Job :: Make an exact copy of the records, with the pictures left out.

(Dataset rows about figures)
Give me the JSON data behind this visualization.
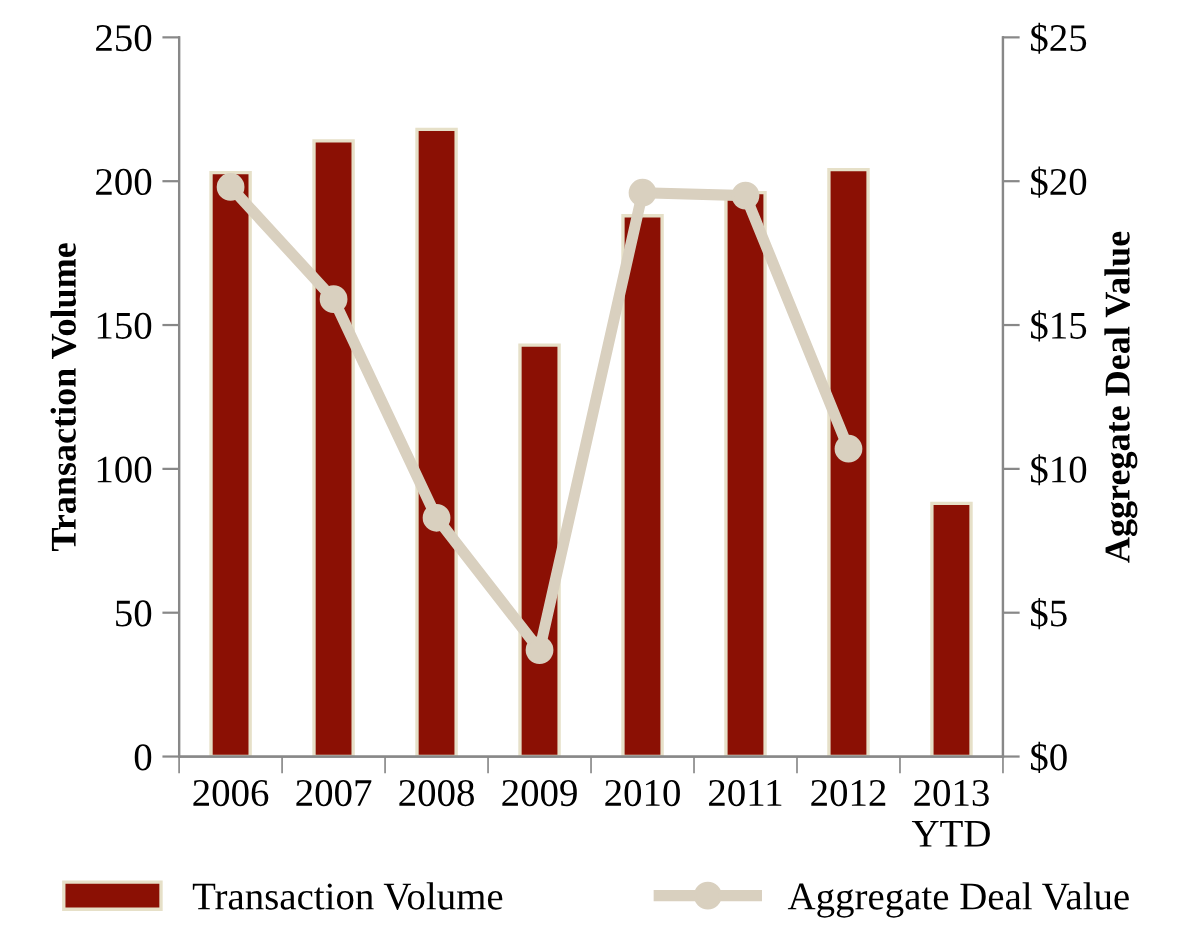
{
  "chart_data": {
    "type": "bar",
    "categories": [
      "2006",
      "2007",
      "2008",
      "2009",
      "2010",
      "2011",
      "2012",
      "2013\nYTD"
    ],
    "ylabel": "Transaction Volume",
    "y2label": "Aggregate Deal Value",
    "ylim": [
      0,
      250
    ],
    "yticks": [
      0,
      50,
      100,
      150,
      200,
      250
    ],
    "y2lim": [
      0,
      25
    ],
    "y2ticks": [
      {
        "value": 0,
        "label": "$0"
      },
      {
        "value": 5,
        "label": "$5"
      },
      {
        "value": 10,
        "label": "$10"
      },
      {
        "value": 15,
        "label": "$15"
      },
      {
        "value": 20,
        "label": "$20"
      },
      {
        "value": 25,
        "label": "$25"
      }
    ],
    "series": [
      {
        "name": "Transaction Volume",
        "color": "#8b1004",
        "values": [
          203,
          214,
          218,
          143,
          188,
          196,
          204,
          88
        ]
      },
      {
        "name": "Aggregate Deal Value",
        "type": "line",
        "axis": "y2",
        "color": "#d9d0bf",
        "marker": "circle",
        "values": [
          19.8,
          15.9,
          8.3,
          3.7,
          19.6,
          19.5,
          10.7,
          null
        ]
      }
    ],
    "grid": false,
    "legend": "bottom"
  }
}
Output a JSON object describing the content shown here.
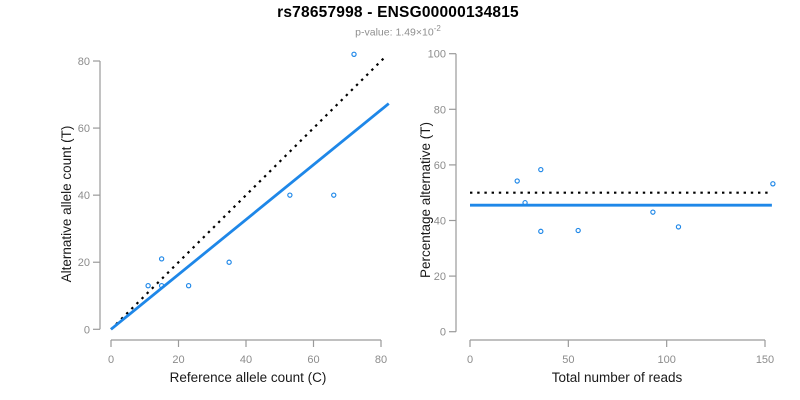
{
  "header": {
    "title": "rs78657998 - ENSG00000134815",
    "subtitle_prefix": "p-value: 1.49×10",
    "subtitle_exponent": "-2",
    "subtitle_full": "p-value: 1.49×10^-2"
  },
  "colors": {
    "accent_blue": "#1E87E8",
    "dotted_black": "#000000",
    "axis_line": "#9a9a9a",
    "tick_label": "#8c8c8c",
    "axis_title": "#1a1a1a",
    "title_text": "#000000",
    "subtitle_text": "#8f8f8f"
  },
  "chart_data": [
    {
      "type": "scatter",
      "panel": "left",
      "xlabel": "Reference allele count (C)",
      "ylabel": "Alternative allele count (T)",
      "xlim": [
        0,
        82
      ],
      "ylim": [
        0,
        83
      ],
      "xticks": [
        0,
        20,
        40,
        60,
        80
      ],
      "yticks": [
        0,
        20,
        40,
        60,
        80
      ],
      "grid": false,
      "legend": "none",
      "points": [
        [
          11,
          13
        ],
        [
          15,
          13
        ],
        [
          15,
          21
        ],
        [
          23,
          13
        ],
        [
          35,
          20
        ],
        [
          53,
          40
        ],
        [
          66,
          40
        ],
        [
          72,
          82
        ]
      ],
      "lines": [
        {
          "name": "identity-line",
          "style": "dotted",
          "color_key": "dotted_black",
          "x": [
            0,
            81.5
          ],
          "y": [
            0,
            81.5
          ]
        },
        {
          "name": "fit-line",
          "style": "solid",
          "color_key": "accent_blue",
          "x": [
            0,
            82.3
          ],
          "y": [
            0,
            67.3
          ]
        }
      ]
    },
    {
      "type": "scatter",
      "panel": "right",
      "xlabel": "Total number of reads",
      "ylabel": "Percentage alternative (T)",
      "xlim": [
        0,
        155
      ],
      "ylim": [
        0,
        100
      ],
      "xticks": [
        0,
        50,
        100,
        150
      ],
      "yticks": [
        0,
        20,
        40,
        60,
        80,
        100
      ],
      "grid": false,
      "legend": "none",
      "points": [
        [
          24,
          54.2
        ],
        [
          28,
          46.4
        ],
        [
          36,
          58.3
        ],
        [
          36,
          36.1
        ],
        [
          55,
          36.4
        ],
        [
          93,
          43.0
        ],
        [
          106,
          37.7
        ],
        [
          154,
          53.2
        ]
      ],
      "lines": [
        {
          "name": "expected-50pct-line",
          "style": "dotted",
          "color_key": "dotted_black",
          "x": [
            0,
            153.5
          ],
          "y": [
            50,
            50
          ]
        },
        {
          "name": "mean-pct-line",
          "style": "solid",
          "color_key": "accent_blue",
          "x": [
            0,
            153.5
          ],
          "y": [
            45.5,
            45.5
          ]
        }
      ]
    }
  ]
}
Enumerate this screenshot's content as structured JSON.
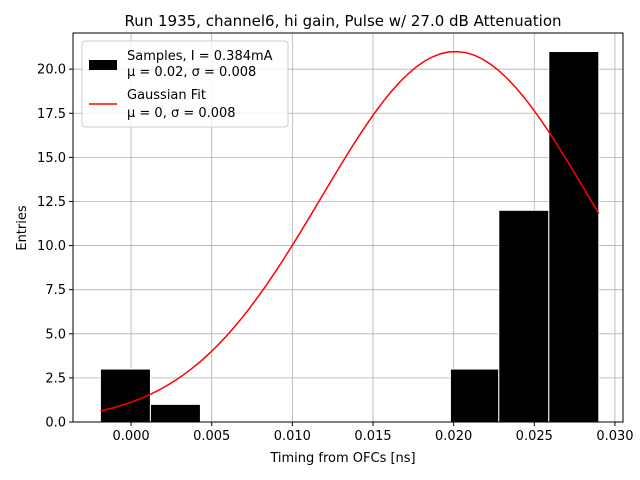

Solved exercise ::
Give me the JSON data behind this visualization.
{
  "chart_data": {
    "type": "bar",
    "categories": [
      "2006",
      "2007",
      "2008",
      "2009",
      "2010",
      "2011",
      "2012",
      "2013\nYTD"
    ],
    "ylabel": "Transaction Volume",
    "y2label": "Aggregate Deal Value",
    "ylim": [
      0,
      250
    ],
    "yticks": [
      0,
      50,
      100,
      150,
      200,
      250
    ],
    "y2lim": [
      0,
      25
    ],
    "y2ticks": [
      {
        "value": 0,
        "label": "$0"
      },
      {
        "value": 5,
        "label": "$5"
      },
      {
        "value": 10,
        "label": "$10"
      },
      {
        "value": 15,
        "label": "$15"
      },
      {
        "value": 20,
        "label": "$20"
      },
      {
        "value": 25,
        "label": "$25"
      }
    ],
    "series": [
      {
        "name": "Transaction Volume",
        "color": "#8b1004",
        "values": [
          203,
          214,
          218,
          143,
          188,
          196,
          204,
          88
        ]
      },
      {
        "name": "Aggregate Deal Value",
        "type": "line",
        "axis": "y2",
        "color": "#d9d0bf",
        "marker": "circle",
        "values": [
          19.8,
          15.9,
          8.3,
          3.7,
          19.6,
          19.5,
          10.7,
          null
        ]
      }
    ],
    "grid": false,
    "legend": "bottom"
  }
}
Output a JSON object describing the content shown here.
{
  "header": {
    "title": "rs78657998 - ENSG00000134815",
    "subtitle_prefix": "p-value: 1.49×10",
    "subtitle_exponent": "-2",
    "subtitle_full": "p-value: 1.49×10^-2"
  },
  "colors": {
    "accent_blue": "#1E87E8",
    "dotted_black": "#000000",
    "axis_line": "#9a9a9a",
    "tick_label": "#8c8c8c",
    "axis_title": "#1a1a1a",
    "title_text": "#000000",
    "subtitle_text": "#8f8f8f"
  },
  "chart_data": [
    {
      "type": "scatter",
      "panel": "left",
      "xlabel": "Reference allele count (C)",
      "ylabel": "Alternative allele count (T)",
      "xlim": [
        0,
        82
      ],
      "ylim": [
        0,
        83
      ],
      "xticks": [
        0,
        20,
        40,
        60,
        80
      ],
      "yticks": [
        0,
        20,
        40,
        60,
        80
      ],
      "grid": false,
      "legend": "none",
      "points": [
        [
          11,
          13
        ],
        [
          15,
          13
        ],
        [
          15,
          21
        ],
        [
          23,
          13
        ],
        [
          35,
          20
        ],
        [
          53,
          40
        ],
        [
          66,
          40
        ],
        [
          72,
          82
        ]
      ],
      "lines": [
        {
          "name": "identity-line",
          "style": "dotted",
          "color_key": "dotted_black",
          "x": [
            0,
            81.5
          ],
          "y": [
            0,
            81.5
          ]
        },
        {
          "name": "fit-line",
          "style": "solid",
          "color_key": "accent_blue",
          "x": [
            0,
            82.3
          ],
          "y": [
            0,
            67.3
          ]
        }
      ]
    },
    {
      "type": "scatter",
      "panel": "right",
      "xlabel": "Total number of reads",
      "ylabel": "Percentage alternative (T)",
      "xlim": [
        0,
        155
      ],
      "ylim": [
        0,
        100
      ],
      "xticks": [
        0,
        50,
        100,
        150
      ],
      "yticks": [
        0,
        20,
        40,
        60,
        80,
        100
      ],
      "grid": false,
      "legend": "none",
      "points": [
        [
          24,
          54.2
        ],
        [
          28,
          46.4
        ],
        [
          36,
          58.3
        ],
        [
          36,
          36.1
        ],
        [
          55,
          36.4
        ],
        [
          93,
          43.0
        ],
        [
          106,
          37.7
        ],
        [
          154,
          53.2
        ]
      ],
      "lines": [
        {
          "name": "expected-50pct-line",
          "style": "dotted",
          "color_key": "dotted_black",
          "x": [
            0,
            153.5
          ],
          "y": [
            50,
            50
          ]
        },
        {
          "name": "mean-pct-line",
          "style": "solid",
          "color_key": "accent_blue",
          "x": [
            0,
            153.5
          ],
          "y": [
            45.5,
            45.5
          ]
        }
      ]
    }
  ]
}
Enumerate this screenshot's content as structured JSON.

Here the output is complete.